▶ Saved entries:
==========

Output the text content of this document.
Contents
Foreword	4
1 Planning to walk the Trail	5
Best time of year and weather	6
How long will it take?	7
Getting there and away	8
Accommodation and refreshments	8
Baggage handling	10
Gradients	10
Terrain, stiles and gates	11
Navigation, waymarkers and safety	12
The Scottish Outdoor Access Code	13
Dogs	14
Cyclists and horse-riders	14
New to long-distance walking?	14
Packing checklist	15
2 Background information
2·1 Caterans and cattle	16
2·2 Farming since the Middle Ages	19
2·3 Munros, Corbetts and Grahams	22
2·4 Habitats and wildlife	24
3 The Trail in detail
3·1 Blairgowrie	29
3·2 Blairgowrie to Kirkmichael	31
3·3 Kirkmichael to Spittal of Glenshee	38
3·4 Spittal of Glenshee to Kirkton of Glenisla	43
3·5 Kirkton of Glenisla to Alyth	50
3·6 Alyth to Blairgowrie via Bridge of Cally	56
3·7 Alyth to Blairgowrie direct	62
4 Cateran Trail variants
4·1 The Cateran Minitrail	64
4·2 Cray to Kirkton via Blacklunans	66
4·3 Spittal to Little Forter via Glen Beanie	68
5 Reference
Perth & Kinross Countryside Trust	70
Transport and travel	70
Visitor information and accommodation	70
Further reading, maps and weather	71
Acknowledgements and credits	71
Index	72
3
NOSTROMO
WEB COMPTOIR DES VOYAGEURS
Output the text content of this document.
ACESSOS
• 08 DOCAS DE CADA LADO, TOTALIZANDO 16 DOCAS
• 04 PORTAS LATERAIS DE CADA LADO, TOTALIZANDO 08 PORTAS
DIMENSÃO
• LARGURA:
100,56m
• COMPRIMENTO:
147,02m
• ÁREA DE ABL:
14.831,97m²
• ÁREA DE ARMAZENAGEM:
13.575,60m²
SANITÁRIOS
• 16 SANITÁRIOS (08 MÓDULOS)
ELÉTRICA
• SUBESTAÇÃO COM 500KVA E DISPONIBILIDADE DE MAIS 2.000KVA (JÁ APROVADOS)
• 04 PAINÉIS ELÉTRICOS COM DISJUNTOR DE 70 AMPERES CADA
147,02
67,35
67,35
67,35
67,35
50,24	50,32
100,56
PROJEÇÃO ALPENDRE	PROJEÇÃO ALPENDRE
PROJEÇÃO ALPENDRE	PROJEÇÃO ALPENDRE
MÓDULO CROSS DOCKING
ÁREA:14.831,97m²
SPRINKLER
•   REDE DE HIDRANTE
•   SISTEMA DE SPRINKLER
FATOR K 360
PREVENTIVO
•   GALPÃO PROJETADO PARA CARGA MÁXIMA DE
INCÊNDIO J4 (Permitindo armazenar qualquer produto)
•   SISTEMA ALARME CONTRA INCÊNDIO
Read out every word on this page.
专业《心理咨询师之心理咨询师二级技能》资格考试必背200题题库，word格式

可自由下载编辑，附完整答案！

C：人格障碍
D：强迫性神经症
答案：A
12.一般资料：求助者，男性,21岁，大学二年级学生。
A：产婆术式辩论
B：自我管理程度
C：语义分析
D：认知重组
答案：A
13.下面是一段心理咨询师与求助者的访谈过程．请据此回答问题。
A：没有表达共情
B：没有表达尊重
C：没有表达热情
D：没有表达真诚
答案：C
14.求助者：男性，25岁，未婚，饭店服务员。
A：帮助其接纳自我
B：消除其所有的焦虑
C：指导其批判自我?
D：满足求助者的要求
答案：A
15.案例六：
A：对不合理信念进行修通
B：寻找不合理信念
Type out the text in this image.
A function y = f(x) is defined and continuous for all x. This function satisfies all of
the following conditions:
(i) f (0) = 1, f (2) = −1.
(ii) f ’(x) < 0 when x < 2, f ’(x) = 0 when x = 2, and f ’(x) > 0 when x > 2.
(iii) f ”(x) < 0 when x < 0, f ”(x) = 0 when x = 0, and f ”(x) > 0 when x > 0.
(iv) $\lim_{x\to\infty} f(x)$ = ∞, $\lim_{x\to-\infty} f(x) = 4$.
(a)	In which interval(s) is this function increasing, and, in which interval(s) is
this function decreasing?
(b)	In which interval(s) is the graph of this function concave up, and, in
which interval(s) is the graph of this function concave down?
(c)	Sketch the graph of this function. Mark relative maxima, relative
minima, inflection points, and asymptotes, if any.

==========

▶ Instruction: Exactly and exclusively, repeat the lines from the line that contains "Read out every word on this page." through the end of the records, both ends included.

▶ Reply to the task:
Read out every word on this page.
专业《心理咨询师之心理咨询师二级技能》资格考试必背200题题库，word格式

可自由下载编辑，附完整答案！

C：人格障碍
D：强迫性神经症
答案：A
12.一般资料：求助者，男性,21岁，大学二年级学生。
A：产婆术式辩论
B：自我管理程度
C：语义分析
D：认知重组
答案：A
13.下面是一段心理咨询师与求助者的访谈过程．请据此回答问题。
A：没有表达共情
B：没有表达尊重
C：没有表达热情
D：没有表达真诚
答案：C
14.求助者：男性，25岁，未婚，饭店服务员。
A：帮助其接纳自我
B：消除其所有的焦虑
C：指导其批判自我?
D：满足求助者的要求
答案：A
15.案例六：
A：对不合理信念进行修通
B：寻找不合理信念
Type out the text in this image.
A function y = f(x) is defined and continuous for all x. This function satisfies all of
the following conditions:
(i) f (0) = 1, f (2) = −1.
(ii) f ’(x) < 0 when x < 2, f ’(x) = 0 when x = 2, and f ’(x) > 0 when x > 2.
(iii) f ”(x) < 0 when x < 0, f ”(x) = 0 when x = 0, and f ”(x) > 0 when x > 0.
(iv) $\lim_{x\to\infty} f(x)$ = ∞, $\lim_{x\to-\infty} f(x) = 4$.
(a)	In which interval(s) is this function increasing, and, in which interval(s) is
this function decreasing?
(b)	In which interval(s) is the graph of this function concave up, and, in
which interval(s) is the graph of this function concave down?
(c)	Sketch the graph of this function. Mark relative maxima, relative
minima, inflection points, and asymptotes, if any.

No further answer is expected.